(Items from a dataset)
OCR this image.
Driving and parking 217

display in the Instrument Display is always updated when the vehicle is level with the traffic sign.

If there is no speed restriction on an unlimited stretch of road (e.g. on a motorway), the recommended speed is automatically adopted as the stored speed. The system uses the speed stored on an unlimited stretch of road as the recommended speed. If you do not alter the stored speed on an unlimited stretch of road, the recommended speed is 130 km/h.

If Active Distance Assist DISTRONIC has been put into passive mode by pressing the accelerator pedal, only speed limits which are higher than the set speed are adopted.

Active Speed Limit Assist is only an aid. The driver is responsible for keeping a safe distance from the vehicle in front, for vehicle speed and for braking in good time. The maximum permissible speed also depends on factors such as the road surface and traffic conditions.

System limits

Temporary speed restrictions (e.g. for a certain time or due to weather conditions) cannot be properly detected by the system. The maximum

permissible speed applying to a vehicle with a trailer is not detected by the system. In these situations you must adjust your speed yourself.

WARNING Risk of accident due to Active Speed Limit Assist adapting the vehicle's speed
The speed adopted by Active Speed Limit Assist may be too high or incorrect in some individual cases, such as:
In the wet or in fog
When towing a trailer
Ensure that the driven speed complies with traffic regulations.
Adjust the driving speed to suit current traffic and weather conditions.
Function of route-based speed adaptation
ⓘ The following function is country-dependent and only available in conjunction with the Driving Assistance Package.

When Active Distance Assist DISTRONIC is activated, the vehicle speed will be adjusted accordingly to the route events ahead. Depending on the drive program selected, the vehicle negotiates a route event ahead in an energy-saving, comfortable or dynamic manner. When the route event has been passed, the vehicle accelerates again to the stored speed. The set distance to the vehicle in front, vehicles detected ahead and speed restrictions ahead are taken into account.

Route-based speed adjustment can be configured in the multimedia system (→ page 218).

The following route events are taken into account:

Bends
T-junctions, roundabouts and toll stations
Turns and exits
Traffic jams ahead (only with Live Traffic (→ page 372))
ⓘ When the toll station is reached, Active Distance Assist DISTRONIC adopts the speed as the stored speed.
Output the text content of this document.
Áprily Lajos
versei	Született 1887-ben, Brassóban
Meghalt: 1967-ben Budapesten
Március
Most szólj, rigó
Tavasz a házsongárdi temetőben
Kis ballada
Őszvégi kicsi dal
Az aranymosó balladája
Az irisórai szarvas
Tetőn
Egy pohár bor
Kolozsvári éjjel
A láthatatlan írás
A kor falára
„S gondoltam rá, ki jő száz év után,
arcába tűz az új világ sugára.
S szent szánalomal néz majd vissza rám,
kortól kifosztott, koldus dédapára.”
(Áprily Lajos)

- Exercise description -
Transcribe the records above exactly as they appear.

- Answer to this task -
OCR this image.
Driving and parking 217

display in the Instrument Display is always updated when the vehicle is level with the traffic sign.

If there is no speed restriction on an unlimited stretch of road (e.g. on a motorway), the recommended speed is automatically adopted as the stored speed. The system uses the speed stored on an unlimited stretch of road as the recommended speed. If you do not alter the stored speed on an unlimited stretch of road, the recommended speed is 130 km/h.

If Active Distance Assist DISTRONIC has been put into passive mode by pressing the accelerator pedal, only speed limits which are higher than the set speed are adopted.

Active Speed Limit Assist is only an aid. The driver is responsible for keeping a safe distance from the vehicle in front, for vehicle speed and for braking in good time. The maximum permissible speed also depends on factors such as the road surface and traffic conditions.

System limits

Temporary speed restrictions (e.g. for a certain time or due to weather conditions) cannot be properly detected by the system. The maximum

permissible speed applying to a vehicle with a trailer is not detected by the system. In these situations you must adjust your speed yourself.

WARNING Risk of accident due to Active Speed Limit Assist adapting the vehicle's speed
The speed adopted by Active Speed Limit Assist may be too high or incorrect in some individual cases, such as:
In the wet or in fog
When towing a trailer
Ensure that the driven speed complies with traffic regulations.
Adjust the driving speed to suit current traffic and weather conditions.
Function of route-based speed adaptation
ⓘ The following function is country-dependent and only available in conjunction with the Driving Assistance Package.

When Active Distance Assist DISTRONIC is activated, the vehicle speed will be adjusted accordingly to the route events ahead. Depending on the drive program selected, the vehicle negotiates a route event ahead in an energy-saving, comfortable or dynamic manner. When the route event has been passed, the vehicle accelerates again to the stored speed. The set distance to the vehicle in front, vehicles detected ahead and speed restrictions ahead are taken into account.

Route-based speed adjustment can be configured in the multimedia system (→ page 218).

The following route events are taken into account:

Bends
T-junctions, roundabouts and toll stations
Turns and exits
Traffic jams ahead (only with Live Traffic (→ page 372))
ⓘ When the toll station is reached, Active Distance Assist DISTRONIC adopts the speed as the stored speed.
Output the text content of this document.
Áprily Lajos
versei	Született 1887-ben, Brassóban
Meghalt: 1967-ben Budapesten
Március
Most szólj, rigó
Tavasz a házsongárdi temetőben
Kis ballada
Őszvégi kicsi dal
Az aranymosó balladája
Az irisórai szarvas
Tetőn
Egy pohár bor
Kolozsvári éjjel
A láthatatlan írás
A kor falára
„S gondoltam rá, ki jő száz év után,
arcába tűz az új világ sugára.
S szent szánalomal néz majd vissza rám,
kortól kifosztott, koldus dédapára.”
(Áprily Lajos)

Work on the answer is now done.